Input material:
^^^^

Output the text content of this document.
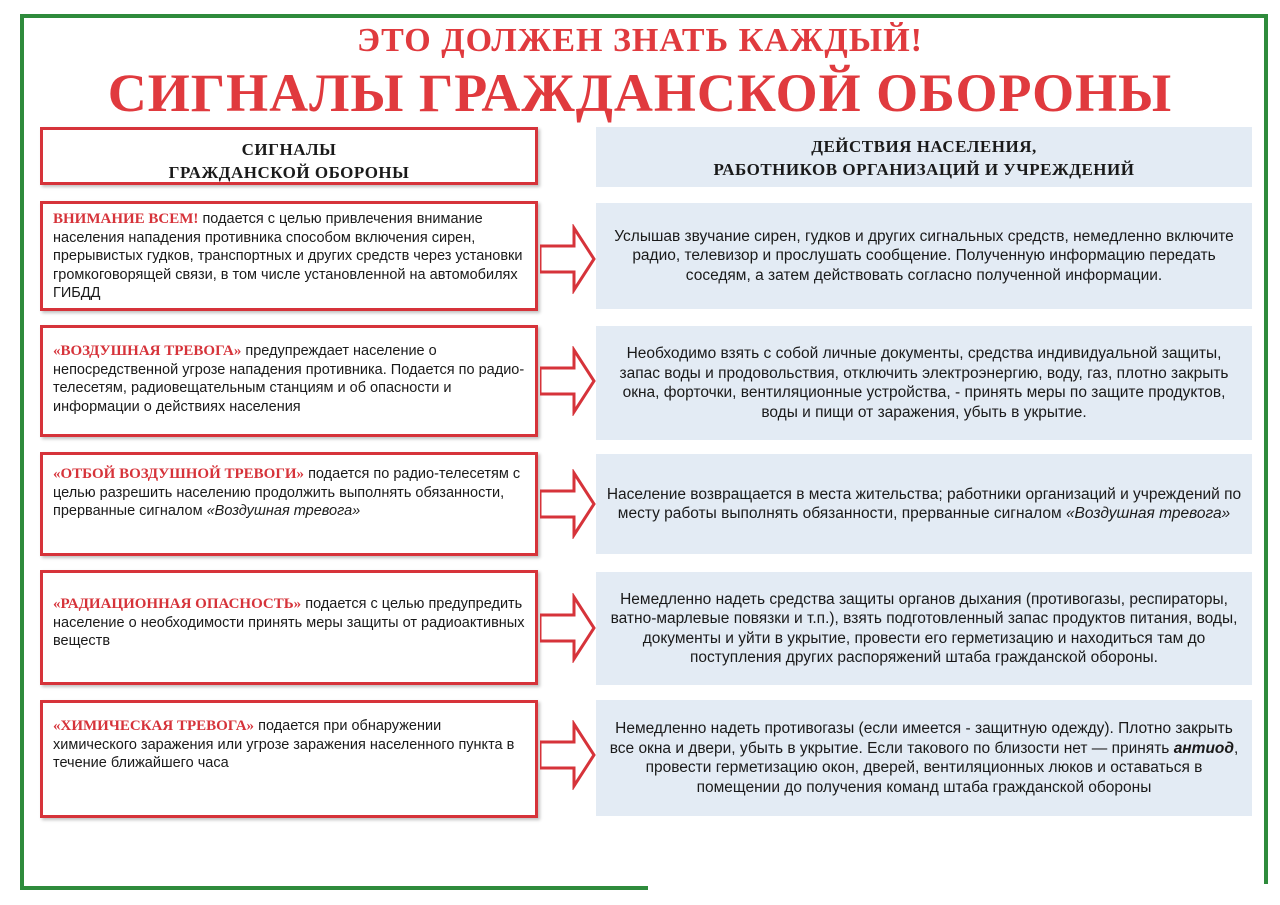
ЭТО ДОЛЖЕН ЗНАТЬ КАЖДЫЙ!
СИГНАЛЫ ГРАЖДАНСКОЙ ОБОРОНЫ
СИГНАЛЫ
ГРАЖДАНСКОЙ ОБОРОНЫ
ДЕЙСТВИЯ НАСЕЛЕНИЯ,
РАБОТНИКОВ ОРГАНИЗАЦИЙ И УЧРЕЖДЕНИЙ
ВНИМАНИЕ ВСЕМ! подается с целью привлечения внимание населения нападения противника способом включения сирен, прерывистых гудков, транспортных и других средств через установки громкоговорящей связи, в том числе установленной на автомобилях ГИБДД
Услышав звучание сирен, гудков и других сигнальных средств, немедленно включите радио, телевизор и прослушать сообщение. Полученную информацию передать соседям, а затем действовать согласно полученной информации.
«ВОЗДУШНАЯ ТРЕВОГА» предупреждает население о непосредственной угрозе нападения противника. Подается по радио- телесетям, радиовещательным станциям и об опасности и информации о действиях населения
Необходимо взять с собой личные документы, средства индивидуальной защиты, запас воды и продовольствия, отключить электроэнергию, воду, газ, плотно закрыть окна, форточки, вентиляционные устройства, - принять меры по защите продуктов, воды и пищи от заражения, убыть в укрытие.
«ОТБОЙ ВОЗДУШНОЙ ТРЕВОГИ» подается по радио-телесетям с целью разрешить населению продолжить выполнять обязанности, прерванные сигналом «Воздушная тревога»
Население возвращается в места жительства; работники организаций и учреждений по месту работы выполнять обязанности, прерванные сигналом «Воздушная тревога»
«РАДИАЦИОННАЯ ОПАСНОСТЬ» подается с целью предупредить население о необходимости принять меры защиты от радиоактивных веществ
Немедленно надеть средства защиты органов дыхания (противогазы, респираторы, ватно-марлевые повязки и т.п.), взять подготовленный запас продуктов питания, воды, документы и уйти в укрытие, провести его герметизацию и находиться там до поступления других распоряжений штаба гражданской обороны.
«ХИМИЧЕСКАЯ ТРЕВОГА» подается при обнаружении химического заражения или угрозе заражения населенного пункта в течение ближайшего часа
Немедленно надеть противогазы (если имеется - защитную одежду). Плотно закрыть все окна и двери, убыть в укрытие. Если такового по близости нет — принять антиод, провести герметизацию окон, дверей, вентиляционных люков и оставаться в помещении до получения команд штаба гражданской обороны
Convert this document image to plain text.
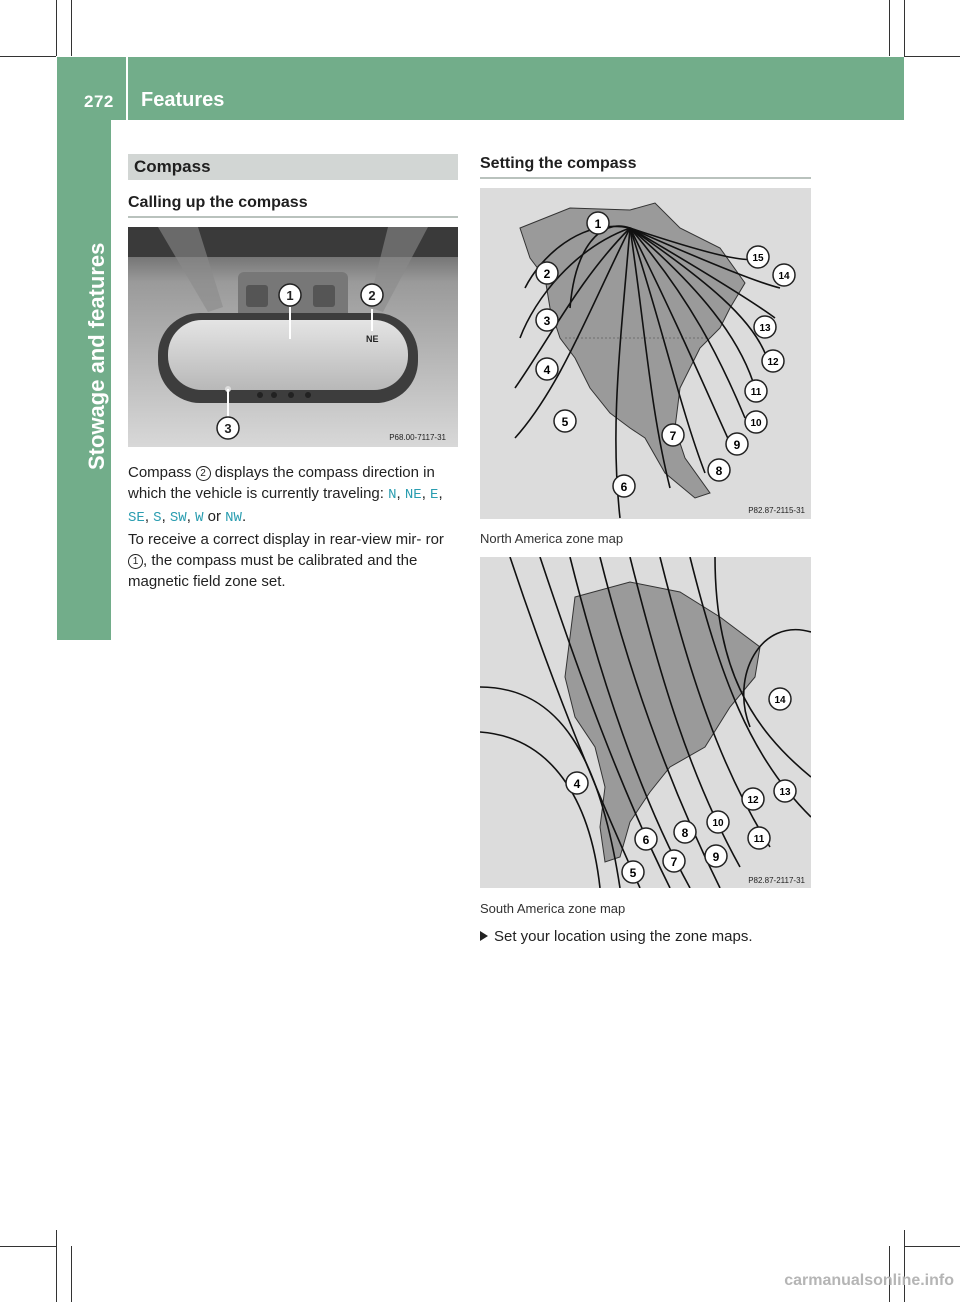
272 Features
Stowage and features
Compass
Calling up the compass
NE
1	2
3
P68.00-7117-31
Compass 2 displays the compass direction in which the vehicle is currently traveling: N, NE, E, SE, S, SW, W or NW.
To receive a correct display in rear-view mir- ror 1 , the compass must be calibrated and the magnetic field zone set.
Setting the compass
1
2
3
4
5
6
7
8
9
10
11
12
13
14
15
P82.87-2115-31
North America zone map
4
5
6
7
8
9
10
11
12
13
14
P82.87-2117-31
South America zone map
Set your location using the zone maps.
carmanualsonline.info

^^^^

Problem: Say only how many lines in the records carry the word "text".

Exercise answer: 2